#### Stated exercise
Copy out every line that contains the word "this".

Stored data
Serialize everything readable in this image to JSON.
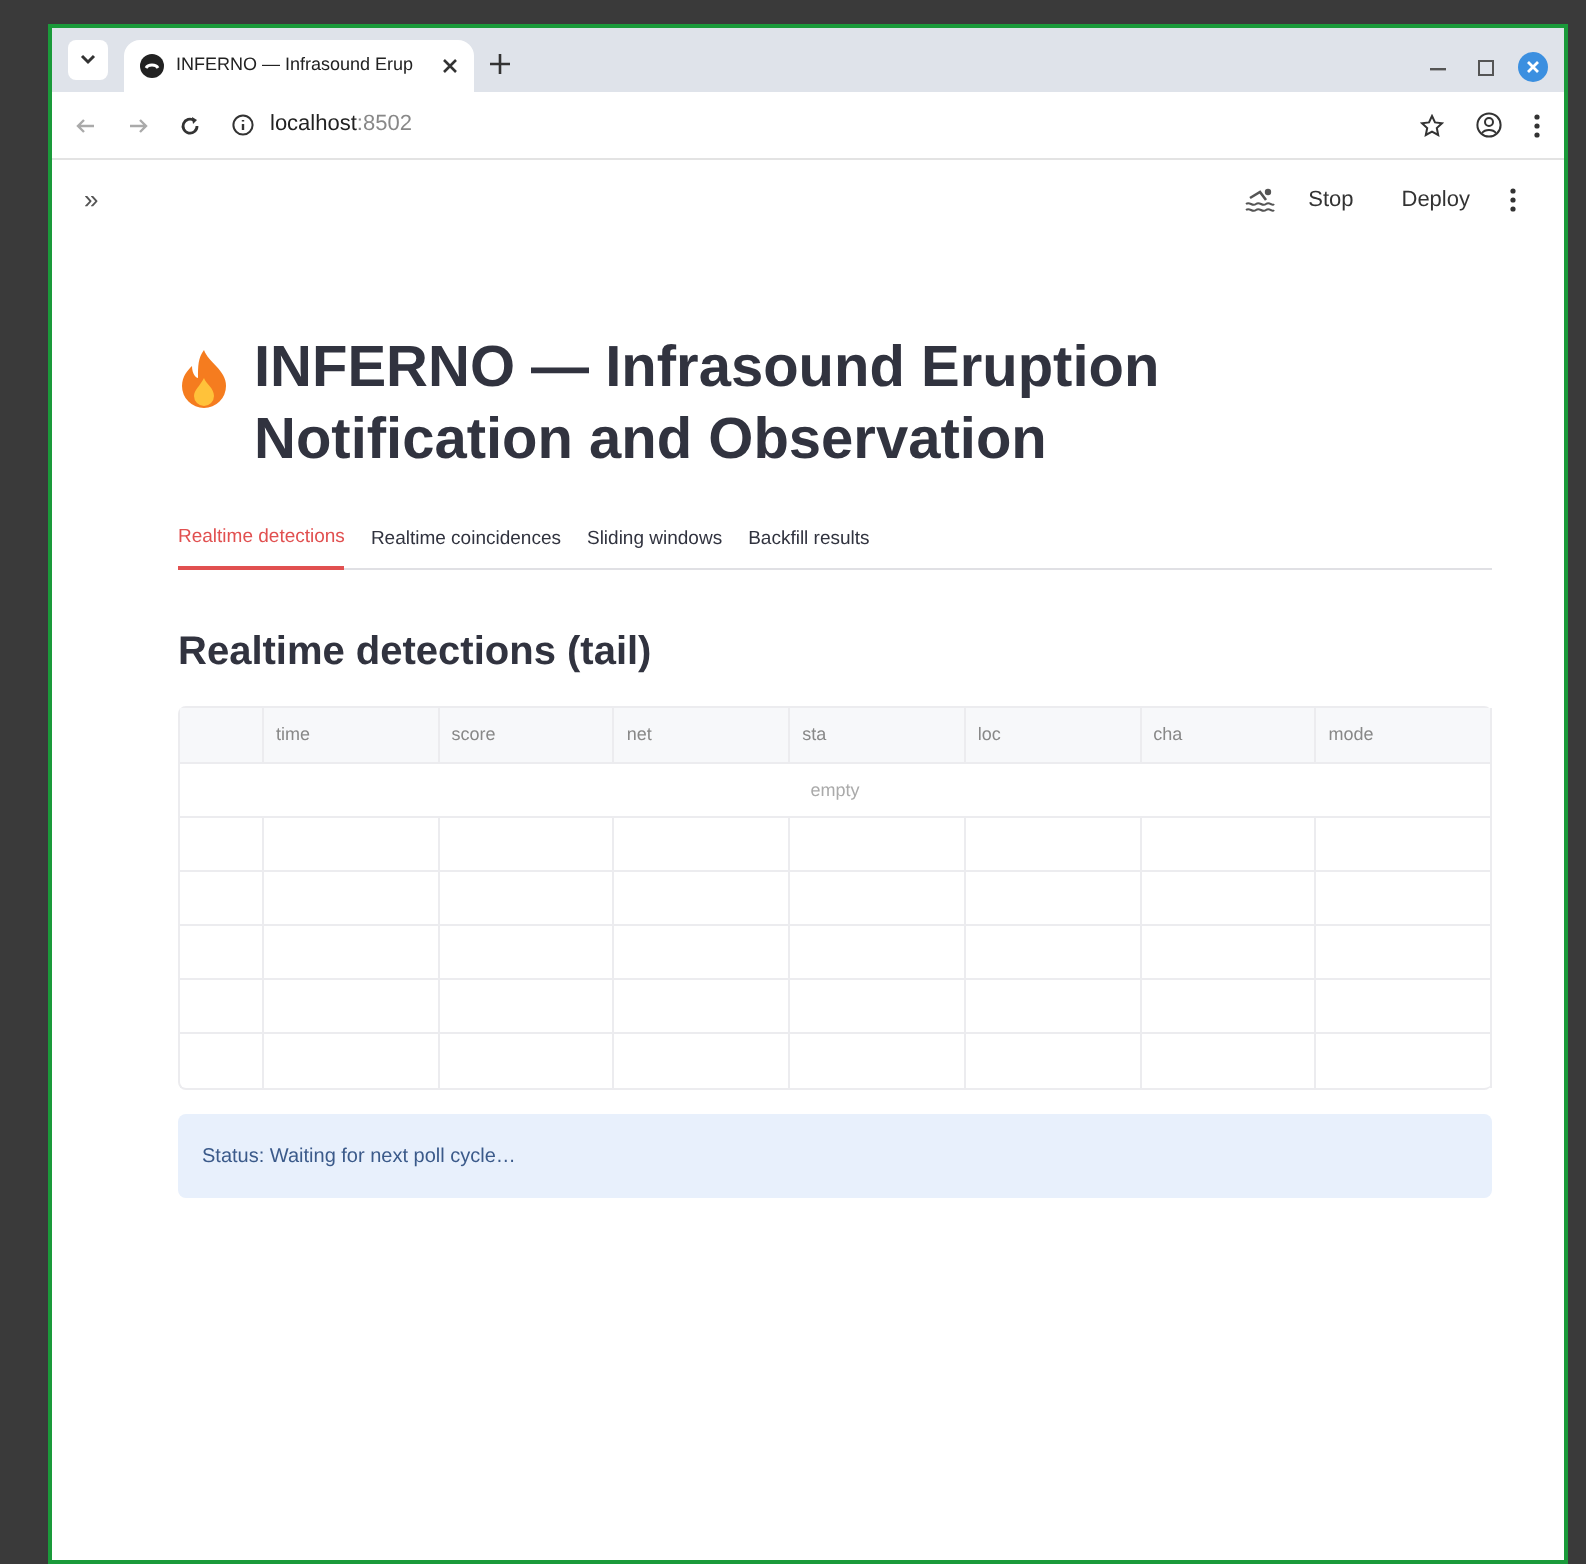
{
  "browser": {
    "tab_title": "INFERNO — Infrasound Erup",
    "url_host": "localhost",
    "url_port": ":8502"
  },
  "toolbar": {
    "expand": "»",
    "stop": "Stop",
    "deploy": "Deploy"
  },
  "title": "INFERNO — Infrasound Eruption Notification and Observation",
  "tabs": [
    {
      "label": "Realtime detections",
      "selected": true
    },
    {
      "label": "Realtime coincidences",
      "selected": false
    },
    {
      "label": "Sliding windows",
      "selected": false
    },
    {
      "label": "Backfill results",
      "selected": false
    }
  ],
  "section_heading": "Realtime detections (tail)",
  "table": {
    "columns": [
      "time",
      "score",
      "net",
      "sta",
      "loc",
      "cha",
      "mode"
    ],
    "empty_text": "empty"
  },
  "status": "Status: Waiting for next poll cycle…"
}
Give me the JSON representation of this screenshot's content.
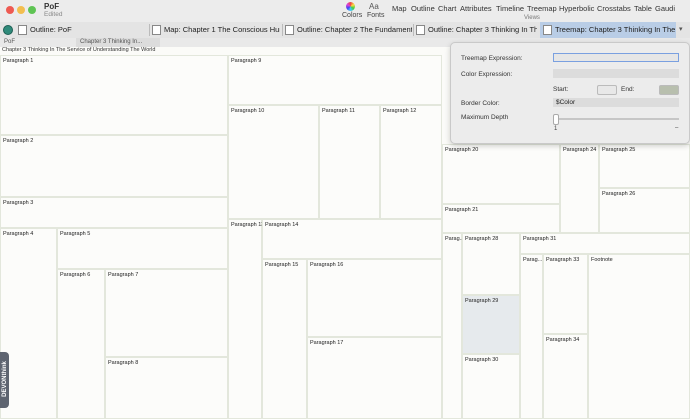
{
  "window": {
    "title": "PoF",
    "subtitle": "Edited"
  },
  "toolbar": {
    "colors_label": "Colors",
    "fonts_label": "Fonts",
    "fonts_glyph": "Aa",
    "views_label": "Views",
    "views": [
      "Map",
      "Outline",
      "Chart",
      "Attributes",
      "Timeline",
      "Treemap",
      "Hyperbolic",
      "Crosstabs",
      "Table",
      "Gaudi"
    ]
  },
  "tabs": [
    {
      "label": "Outline: PoF"
    },
    {
      "label": "Map: Chapter 1 The Conscious Hum..."
    },
    {
      "label": "Outline: Chapter 2 The Fundament..."
    },
    {
      "label": "Outline: Chapter 3 Thinking In The..."
    },
    {
      "label": "Treemap: Chapter 3 Thinking In The..."
    }
  ],
  "breadcrumbs": [
    "PoF",
    "Chapter 3 Thinking In..."
  ],
  "treemap": {
    "title": "Chapter 3 Thinking In The Service of Understanding The World",
    "cells": {
      "p1": "Paragraph 1",
      "p2": "Paragraph 2",
      "p3": "Paragraph 3",
      "p4": "Paragraph 4",
      "p5": "Paragraph 5",
      "p6": "Paragraph 6",
      "p7": "Paragraph 7",
      "p8": "Paragraph 8",
      "p9": "Paragraph 9",
      "p10": "Paragraph 10",
      "p11": "Paragraph 11",
      "p12": "Paragraph 12",
      "p13": "Paragraph 13",
      "p14": "Paragraph 14",
      "p15": "Paragraph 15",
      "p16": "Paragraph 16",
      "p17": "Paragraph 17",
      "p20": "Paragraph 20",
      "p21": "Paragraph 21",
      "p24": "Paragraph 24",
      "p25": "Paragraph 25",
      "p26": "Paragraph 26",
      "p27": "Parag...",
      "p28": "Paragraph 28",
      "p29": "Paragraph 29",
      "p30": "Paragraph 30",
      "p31": "Paragraph 31",
      "p32": "Parag...",
      "p33": "Paragraph 33",
      "p34": "Paragraph 34",
      "footnote": "Footnote"
    }
  },
  "popover": {
    "treemap_expression_label": "Treemap Expression:",
    "treemap_expression_value": "",
    "color_expression_label": "Color Expression:",
    "color_expression_value": "",
    "start_label": "Start:",
    "end_label": "End:",
    "start_color": "#e8e8e8",
    "end_color": "#b8bfae",
    "border_color_label": "Border Color:",
    "border_color_value": "$Color",
    "max_depth_label": "Maximum Depth",
    "depth_min": "1",
    "depth_max": "–"
  },
  "side_tab": "DEVONthink",
  "colors": {
    "close": "#ee5a52",
    "minimize": "#f3be4f",
    "zoom": "#5fc454",
    "active_tab": "#b9cde6",
    "highlight_cell": "#e6eaed"
  }
}
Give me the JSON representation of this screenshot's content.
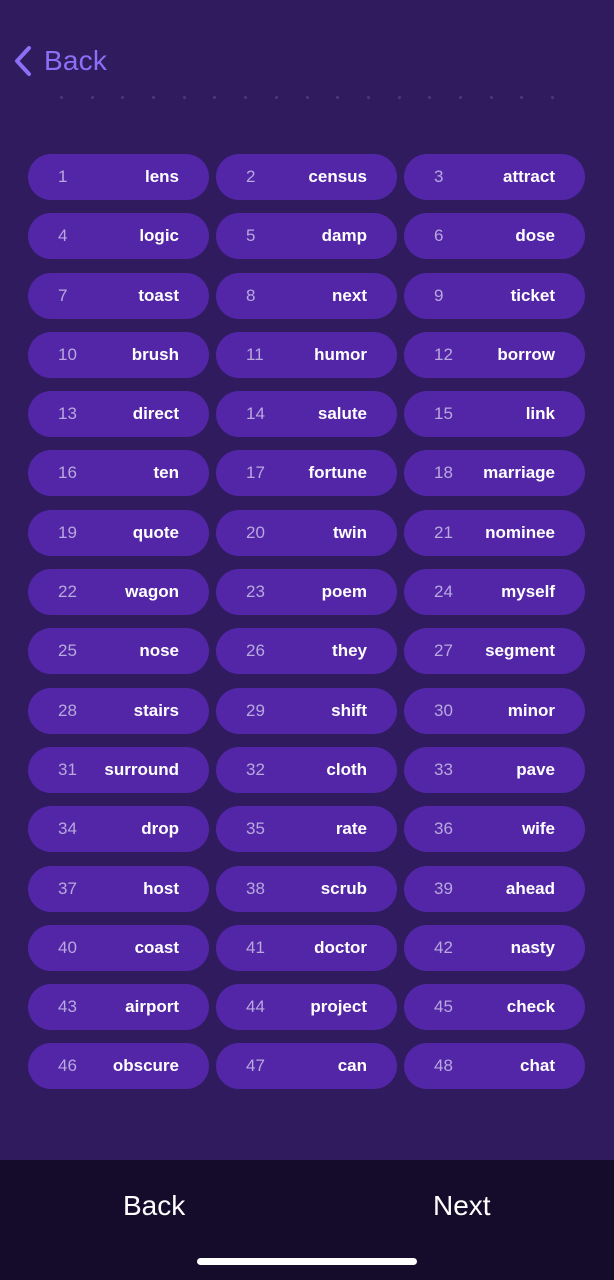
{
  "header": {
    "back_label": "Back"
  },
  "words": [
    {
      "n": "1",
      "w": "lens"
    },
    {
      "n": "2",
      "w": "census"
    },
    {
      "n": "3",
      "w": "attract"
    },
    {
      "n": "4",
      "w": "logic"
    },
    {
      "n": "5",
      "w": "damp"
    },
    {
      "n": "6",
      "w": "dose"
    },
    {
      "n": "7",
      "w": "toast"
    },
    {
      "n": "8",
      "w": "next"
    },
    {
      "n": "9",
      "w": "ticket"
    },
    {
      "n": "10",
      "w": "brush"
    },
    {
      "n": "11",
      "w": "humor"
    },
    {
      "n": "12",
      "w": "borrow"
    },
    {
      "n": "13",
      "w": "direct"
    },
    {
      "n": "14",
      "w": "salute"
    },
    {
      "n": "15",
      "w": "link"
    },
    {
      "n": "16",
      "w": "ten"
    },
    {
      "n": "17",
      "w": "fortune"
    },
    {
      "n": "18",
      "w": "marriage"
    },
    {
      "n": "19",
      "w": "quote"
    },
    {
      "n": "20",
      "w": "twin"
    },
    {
      "n": "21",
      "w": "nominee"
    },
    {
      "n": "22",
      "w": "wagon"
    },
    {
      "n": "23",
      "w": "poem"
    },
    {
      "n": "24",
      "w": "myself"
    },
    {
      "n": "25",
      "w": "nose"
    },
    {
      "n": "26",
      "w": "they"
    },
    {
      "n": "27",
      "w": "segment"
    },
    {
      "n": "28",
      "w": "stairs"
    },
    {
      "n": "29",
      "w": "shift"
    },
    {
      "n": "30",
      "w": "minor"
    },
    {
      "n": "31",
      "w": "surround"
    },
    {
      "n": "32",
      "w": "cloth"
    },
    {
      "n": "33",
      "w": "pave"
    },
    {
      "n": "34",
      "w": "drop"
    },
    {
      "n": "35",
      "w": "rate"
    },
    {
      "n": "36",
      "w": "wife"
    },
    {
      "n": "37",
      "w": "host"
    },
    {
      "n": "38",
      "w": "scrub"
    },
    {
      "n": "39",
      "w": "ahead"
    },
    {
      "n": "40",
      "w": "coast"
    },
    {
      "n": "41",
      "w": "doctor"
    },
    {
      "n": "42",
      "w": "nasty"
    },
    {
      "n": "43",
      "w": "airport"
    },
    {
      "n": "44",
      "w": "project"
    },
    {
      "n": "45",
      "w": "check"
    },
    {
      "n": "46",
      "w": "obscure"
    },
    {
      "n": "47",
      "w": "can"
    },
    {
      "n": "48",
      "w": "chat"
    }
  ],
  "footer": {
    "back_label": "Back",
    "next_label": "Next"
  },
  "colors": {
    "background": "#2f1b5e",
    "pill": "#5326a8",
    "accent": "#8c6ff5",
    "bottom_bar": "#150c2b"
  },
  "icons": {
    "back": "chevron-left-icon"
  }
}
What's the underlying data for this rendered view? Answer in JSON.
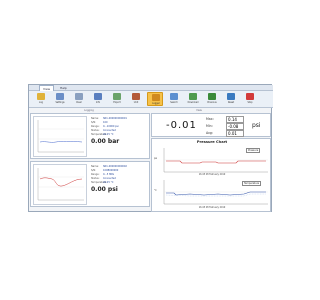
{
  "menu": {
    "tabs": [
      "View",
      "Help"
    ],
    "active": 0
  },
  "ribbon": {
    "buttons": [
      {
        "label": "Log",
        "icon": "log-icon",
        "color": "#e0b33a"
      },
      {
        "label": "Settings",
        "icon": "settings-icon",
        "color": "#6b8fc7"
      },
      {
        "label": "Clear",
        "icon": "clear-icon",
        "color": "#8aa0c0"
      },
      {
        "label": "Info",
        "icon": "info-icon",
        "color": "#5a7fbf"
      },
      {
        "label": "Export",
        "icon": "export-icon",
        "color": "#6aa36a"
      },
      {
        "label": "Unit",
        "icon": "unit-icon",
        "color": "#b35a3a"
      },
      {
        "label": "Logger",
        "icon": "logger-icon",
        "color": "#d08a1e"
      },
      {
        "label": "Search",
        "icon": "search-icon",
        "color": "#5b8fd0"
      },
      {
        "label": "Download",
        "icon": "download-icon",
        "color": "#4e9a4e"
      },
      {
        "label": "Previous",
        "icon": "previous-icon",
        "color": "#3a8a3a"
      },
      {
        "label": "Reset",
        "icon": "reset-icon",
        "color": "#3a7ac0"
      },
      {
        "label": "Stop",
        "icon": "stop-icon",
        "color": "#d23a3a"
      }
    ],
    "active_index": 6,
    "groups": [
      "Logging",
      "View"
    ]
  },
  "devices": [
    {
      "rows": [
        {
          "k": "Name:",
          "v": "SN1-000000000001"
        },
        {
          "k": "S/N:",
          "v": "100"
        },
        {
          "k": "Range:",
          "v": "0...10000 psi"
        },
        {
          "k": "Status:",
          "v": "Connected"
        },
        {
          "k": "Temperature:",
          "v": "26.25 °C"
        }
      ],
      "value": "0.00 bar"
    },
    {
      "rows": [
        {
          "k": "Name:",
          "v": "SN1-000000000002"
        },
        {
          "k": "S/N:",
          "v": "100B000000"
        },
        {
          "k": "Range:",
          "v": "0...5 MPa"
        },
        {
          "k": "Status:",
          "v": "Connected"
        },
        {
          "k": "Temperature:",
          "v": "26.25 °C"
        }
      ],
      "value": "0.00 psi"
    }
  ],
  "readout": {
    "main_value": "-0.01",
    "max_label": "Max:",
    "max_value": "0.14",
    "min_label": "Min:",
    "min_value": "-0.08",
    "avg_label": "Avg:",
    "avg_value": "0.01",
    "unit": "psi"
  },
  "pressure_chart": {
    "title": "Pressure Chart",
    "legend1": "Pressure",
    "legend2": "Temperature",
    "ylabel1": "psi",
    "ylabel2": "°C",
    "xtick1": "16:45 28 February 2019",
    "xtick2": "16:45 28 February 2019"
  }
}
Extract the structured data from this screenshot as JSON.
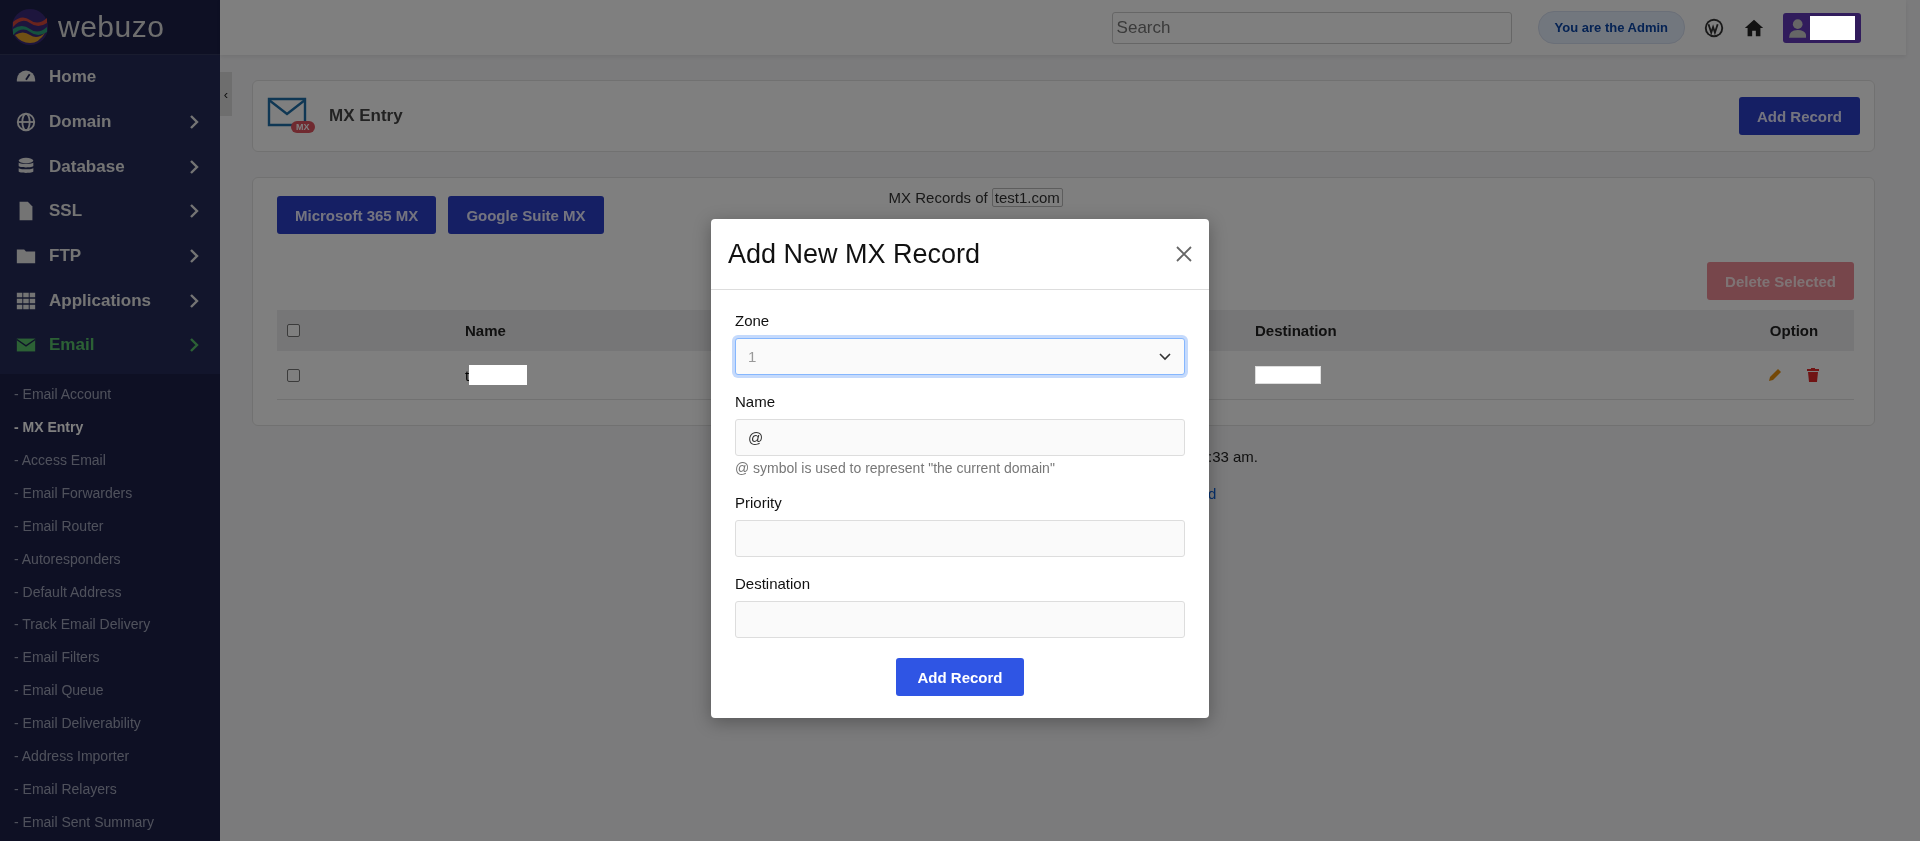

#### Finished answer
Serialize everything readable in this image to JSON.
Give me the JSON representation of this screenshot's content.
Give me the JSON representation of this screenshot's content.
What's the underlying data for this rendered view? Answer in JSON.
Extract the structured data from this screenshot as JSON.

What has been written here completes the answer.